___ MATERIAL SHOWN
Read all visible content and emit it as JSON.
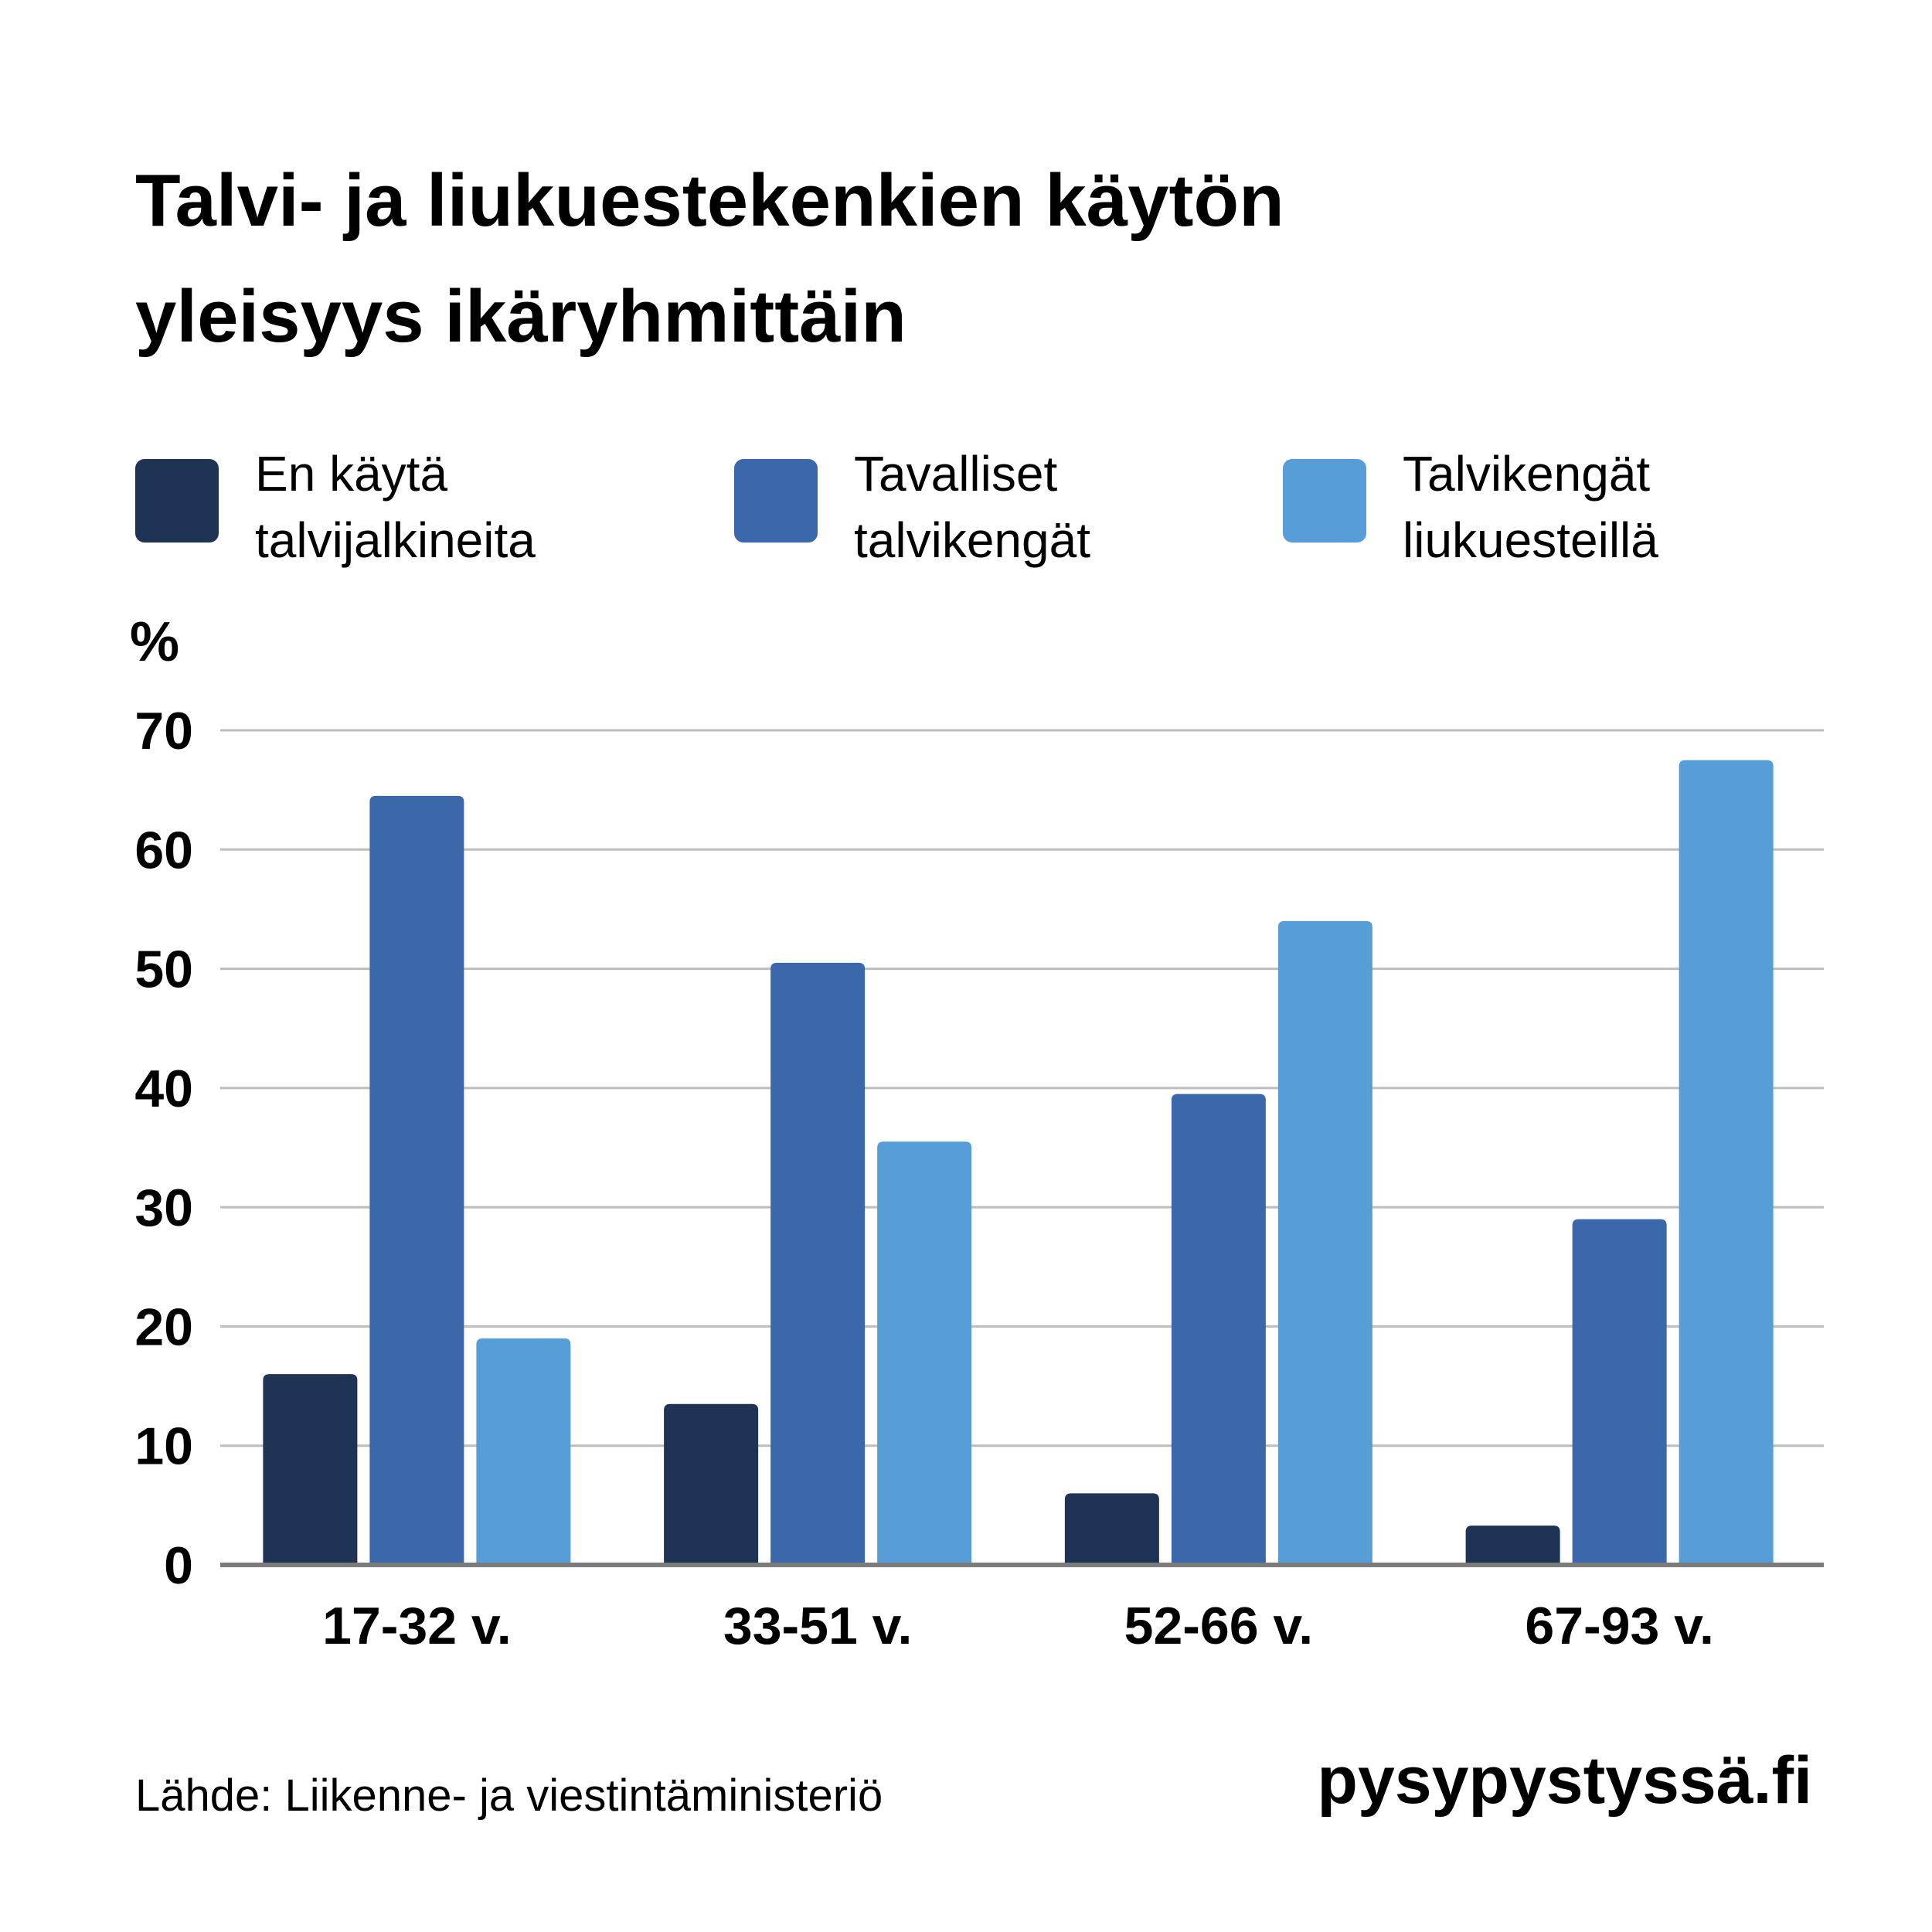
{
  "title": {
    "line1": "Talvi- ja liukuestekenkien käytön",
    "line2": "yleisyys ikäryhmittäin"
  },
  "legend": [
    {
      "line1": "En käytä",
      "line2": "talvijalkineita",
      "color": "#1f3354"
    },
    {
      "line1": "Tavalliset",
      "line2": "talvikengät",
      "color": "#3b67ab"
    },
    {
      "line1": "Talvikengät",
      "line2": "liukuesteillä",
      "color": "#579dd7"
    }
  ],
  "footer": {
    "source": "Lähde: Liikenne- ja viestintäministeriö",
    "brand": "pysypystyssä.fi"
  },
  "chart_data": {
    "type": "bar",
    "ylabel": "%",
    "ylim": [
      0,
      70
    ],
    "yticks": [
      0,
      10,
      20,
      30,
      40,
      50,
      60,
      70
    ],
    "grid": true,
    "legend_position": "top",
    "categories": [
      "17-32 v.",
      "33-51 v.",
      "52-66 v.",
      "67-93 v."
    ],
    "series": [
      {
        "name": "En käytä talvijalkineita",
        "color": "#1f3354",
        "values": [
          16,
          13.5,
          6,
          3.3
        ]
      },
      {
        "name": "Tavalliset talvikengät",
        "color": "#3b67ab",
        "values": [
          64.5,
          50.5,
          39.5,
          29
        ]
      },
      {
        "name": "Talvikengät liukuesteillä",
        "color": "#579dd7",
        "values": [
          19,
          35.5,
          54,
          67.5
        ]
      }
    ]
  }
}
______
TASK INSTRUCTIONS: Excluding the pictures, reproduce every entry exactly as given.

ANSWER FOR THE TASK:
Read all visible content and emit it as JSON.
{
  "title": {
    "line1": "Talvi- ja liukuestekenkien käytön",
    "line2": "yleisyys ikäryhmittäin"
  },
  "legend": [
    {
      "line1": "En käytä",
      "line2": "talvijalkineita",
      "color": "#1f3354"
    },
    {
      "line1": "Tavalliset",
      "line2": "talvikengät",
      "color": "#3b67ab"
    },
    {
      "line1": "Talvikengät",
      "line2": "liukuesteillä",
      "color": "#579dd7"
    }
  ],
  "footer": {
    "source": "Lähde: Liikenne- ja viestintäministeriö",
    "brand": "pysypystyssä.fi"
  },
  "chart_data": {
    "type": "bar",
    "ylabel": "%",
    "ylim": [
      0,
      70
    ],
    "yticks": [
      0,
      10,
      20,
      30,
      40,
      50,
      60,
      70
    ],
    "grid": true,
    "legend_position": "top",
    "categories": [
      "17-32 v.",
      "33-51 v.",
      "52-66 v.",
      "67-93 v."
    ],
    "series": [
      {
        "name": "En käytä talvijalkineita",
        "color": "#1f3354",
        "values": [
          16,
          13.5,
          6,
          3.3
        ]
      },
      {
        "name": "Tavalliset talvikengät",
        "color": "#3b67ab",
        "values": [
          64.5,
          50.5,
          39.5,
          29
        ]
      },
      {
        "name": "Talvikengät liukuesteillä",
        "color": "#579dd7",
        "values": [
          19,
          35.5,
          54,
          67.5
        ]
      }
    ]
  }
}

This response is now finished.